REQUIRED TASK — Make an exact copy of the data below, leaving out every picture.

TASK INPUT —
>> BEGIN

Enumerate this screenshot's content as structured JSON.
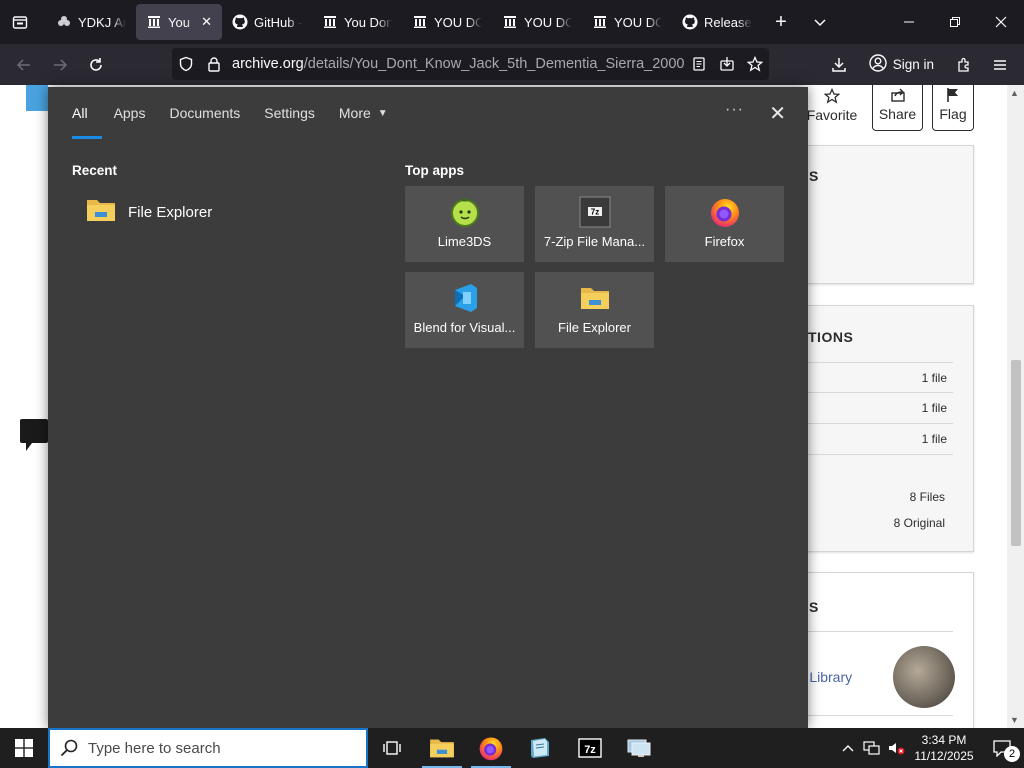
{
  "browser": {
    "tabs": [
      {
        "title": "YDKJ Arc",
        "icon": "flower-icon",
        "active": false
      },
      {
        "title": "You Do",
        "icon": "archive-icon",
        "active": true
      },
      {
        "title": "GitHub -",
        "icon": "github-icon",
        "active": false
      },
      {
        "title": "You Don'",
        "icon": "archive-icon",
        "active": false
      },
      {
        "title": "YOU DO",
        "icon": "archive-icon",
        "active": false
      },
      {
        "title": "YOU DO",
        "icon": "archive-icon",
        "active": false
      },
      {
        "title": "YOU DO",
        "icon": "archive-icon",
        "active": false
      },
      {
        "title": "Release",
        "icon": "github-icon",
        "active": false
      }
    ],
    "url_host": "archive.org",
    "url_path": "/details/You_Dont_Know_Jack_5th_Dementia_Sierra_2000",
    "sign_in_label": "Sign in"
  },
  "page": {
    "actions": {
      "favorite": "Favorite",
      "share": "Share",
      "flag": "Flag"
    },
    "panel1_heading_fragment": "S",
    "panel2_heading_fragment": "TIONS",
    "file_rows": [
      "1 file",
      "1 file",
      "1 file"
    ],
    "totals": [
      "8 Files",
      "8 Original"
    ],
    "panel3_heading_fragment": "S",
    "collection_link_fragment": "re Library"
  },
  "search_flyout": {
    "tabs": [
      "All",
      "Apps",
      "Documents",
      "Settings",
      "More"
    ],
    "active_tab": "All",
    "recent_heading": "Recent",
    "recent_items": [
      "File Explorer"
    ],
    "top_apps_heading": "Top apps",
    "top_apps": [
      {
        "label": "Lime3DS",
        "icon": "lime-icon"
      },
      {
        "label": "7-Zip File Mana...",
        "icon": "7zip-icon"
      },
      {
        "label": "Firefox",
        "icon": "firefox-icon"
      },
      {
        "label": "Blend for Visual...",
        "icon": "blend-icon"
      },
      {
        "label": "File Explorer",
        "icon": "folder-icon"
      }
    ]
  },
  "taskbar": {
    "search_placeholder": "Type here to search",
    "time": "3:34 PM",
    "date": "11/12/2025",
    "notification_count": "2"
  },
  "colors": {
    "accent": "#1a8ae5",
    "flyout_bg": "#3c3c3c",
    "tile_bg": "#515151",
    "taskbar_bg": "#1f1f1f"
  }
}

>> END

EXERCISE ANSWER —
Enumerate this screenshot's content as structured JSON.
{
  "browser": {
    "tabs": [
      {
        "title": "YDKJ Arc",
        "icon": "flower-icon",
        "active": false
      },
      {
        "title": "You Do",
        "icon": "archive-icon",
        "active": true
      },
      {
        "title": "GitHub -",
        "icon": "github-icon",
        "active": false
      },
      {
        "title": "You Don'",
        "icon": "archive-icon",
        "active": false
      },
      {
        "title": "YOU DO",
        "icon": "archive-icon",
        "active": false
      },
      {
        "title": "YOU DO",
        "icon": "archive-icon",
        "active": false
      },
      {
        "title": "YOU DO",
        "icon": "archive-icon",
        "active": false
      },
      {
        "title": "Release",
        "icon": "github-icon",
        "active": false
      }
    ],
    "url_host": "archive.org",
    "url_path": "/details/You_Dont_Know_Jack_5th_Dementia_Sierra_2000",
    "sign_in_label": "Sign in"
  },
  "page": {
    "actions": {
      "favorite": "Favorite",
      "share": "Share",
      "flag": "Flag"
    },
    "panel1_heading_fragment": "S",
    "panel2_heading_fragment": "TIONS",
    "file_rows": [
      "1 file",
      "1 file",
      "1 file"
    ],
    "totals": [
      "8 Files",
      "8 Original"
    ],
    "panel3_heading_fragment": "S",
    "collection_link_fragment": "re Library"
  },
  "search_flyout": {
    "tabs": [
      "All",
      "Apps",
      "Documents",
      "Settings",
      "More"
    ],
    "active_tab": "All",
    "recent_heading": "Recent",
    "recent_items": [
      "File Explorer"
    ],
    "top_apps_heading": "Top apps",
    "top_apps": [
      {
        "label": "Lime3DS",
        "icon": "lime-icon"
      },
      {
        "label": "7-Zip File Mana...",
        "icon": "7zip-icon"
      },
      {
        "label": "Firefox",
        "icon": "firefox-icon"
      },
      {
        "label": "Blend for Visual...",
        "icon": "blend-icon"
      },
      {
        "label": "File Explorer",
        "icon": "folder-icon"
      }
    ]
  },
  "taskbar": {
    "search_placeholder": "Type here to search",
    "time": "3:34 PM",
    "date": "11/12/2025",
    "notification_count": "2"
  },
  "colors": {
    "accent": "#1a8ae5",
    "flyout_bg": "#3c3c3c",
    "tile_bg": "#515151",
    "taskbar_bg": "#1f1f1f"
  }
}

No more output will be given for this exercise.